The data:

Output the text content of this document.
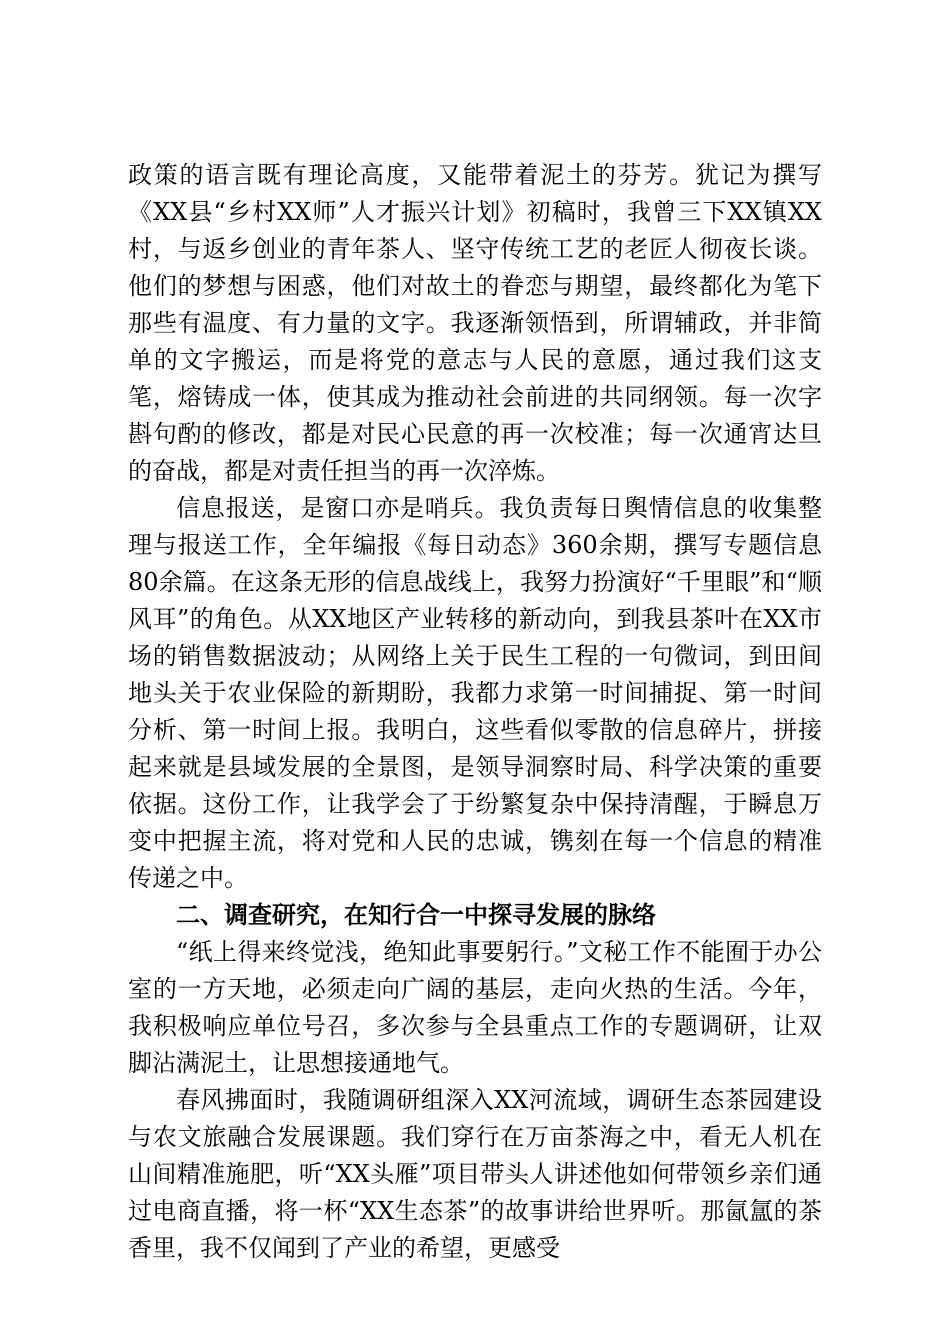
政策的语言既有理论高度，又能带着泥土的芬芳。犹记为撰写《XX县“乡村XX师”人才振兴计划》初稿时，我曾三下XX镇XX村，与返乡创业的青年茶人、坚守传统工艺的老匠人彻夜长谈。他们的梦想与困惑，他们对故土的眷恋与期望，最终都化为笔下那些有温度、有力量的文字。我逐渐领悟到，所谓辅政，并非简单的文字搬运，而是将党的意志与人民的意愿，通过我们这支笔，熔铸成一体，使其成为推动社会前进的共同纲领。每一次字斟句酌的修改，都是对民心民意的再一次校准；每一次通宵达旦的奋战，都是对责任担当的再一次淬炼。

信息报送，是窗口亦是哨兵。我负责每日舆情信息的收集整理与报送工作，全年编报《每日动态》360余期，撰写专题信息80余篇。在这条无形的信息战线上，我努力扮演好“千里眼”和“顺风耳”的角色。从XX地区产业转移的新动向，到我县茶叶在XX市场的销售数据波动；从网络上关于民生工程的一句微词，到田间地头关于农业保险的新期盼，我都力求第一时间捕捉、第一时间分析、第一时间上报。我明白，这些看似零散的信息碎片，拼接起来就是县域发展的全景图，是领导洞察时局、科学决策的重要依据。这份工作，让我学会了于纷繁复杂中保持清醒，于瞬息万变中把握主流，将对党和人民的忠诚，镌刻在每一个信息的精准传递之中。

二、调查研究，在知行合一中探寻发展的脉络

“纸上得来终觉浅，绝知此事要躬行。”文秘工作不能囿于办公室的一方天地，必须走向广阔的基层，走向火热的生活。今年，我积极响应单位号召，多次参与全县重点工作的专题调研，让双脚沾满泥土，让思想接通地气。

春风拂面时，我随调研组深入XX河流域，调研生态茶园建设与农文旅融合发展课题。我们穿行在万亩茶海之中，看无人机在山间精准施肥，听“XX头雁”项目带头人讲述他如何带领乡亲们通过电商直播，将一杯“XX生态茶”的故事讲给世界听。那氤氲的茶香里，我不仅闻到了产业的希望，更感受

What to do: Reproduce each line exactly, please, except for any pictures.

Full solution:
Output the text content of this document.
政策的语言既有理论高度，又能带着泥土的芬芳。犹记为撰写《XX县“乡村XX师”人才振兴计划》初稿时，我曾三下XX镇XX村，与返乡创业的青年茶人、坚守传统工艺的老匠人彻夜长谈。他们的梦想与困惑，他们对故土的眷恋与期望，最终都化为笔下那些有温度、有力量的文字。我逐渐领悟到，所谓辅政，并非简单的文字搬运，而是将党的意志与人民的意愿，通过我们这支笔，熔铸成一体，使其成为推动社会前进的共同纲领。每一次字斟句酌的修改，都是对民心民意的再一次校准；每一次通宵达旦的奋战，都是对责任担当的再一次淬炼。

信息报送，是窗口亦是哨兵。我负责每日舆情信息的收集整理与报送工作，全年编报《每日动态》360余期，撰写专题信息80余篇。在这条无形的信息战线上，我努力扮演好“千里眼”和“顺风耳”的角色。从XX地区产业转移的新动向，到我县茶叶在XX市场的销售数据波动；从网络上关于民生工程的一句微词，到田间地头关于农业保险的新期盼，我都力求第一时间捕捉、第一时间分析、第一时间上报。我明白，这些看似零散的信息碎片，拼接起来就是县域发展的全景图，是领导洞察时局、科学决策的重要依据。这份工作，让我学会了于纷繁复杂中保持清醒，于瞬息万变中把握主流，将对党和人民的忠诚，镌刻在每一个信息的精准传递之中。

二、调查研究，在知行合一中探寻发展的脉络

“纸上得来终觉浅，绝知此事要躬行。”文秘工作不能囿于办公室的一方天地，必须走向广阔的基层，走向火热的生活。今年，我积极响应单位号召，多次参与全县重点工作的专题调研，让双脚沾满泥土，让思想接通地气。

春风拂面时，我随调研组深入XX河流域，调研生态茶园建设与农文旅融合发展课题。我们穿行在万亩茶海之中，看无人机在山间精准施肥，听“XX头雁”项目带头人讲述他如何带领乡亲们通过电商直播，将一杯“XX生态茶”的故事讲给世界听。那氤氲的茶香里，我不仅闻到了产业的希望，更感受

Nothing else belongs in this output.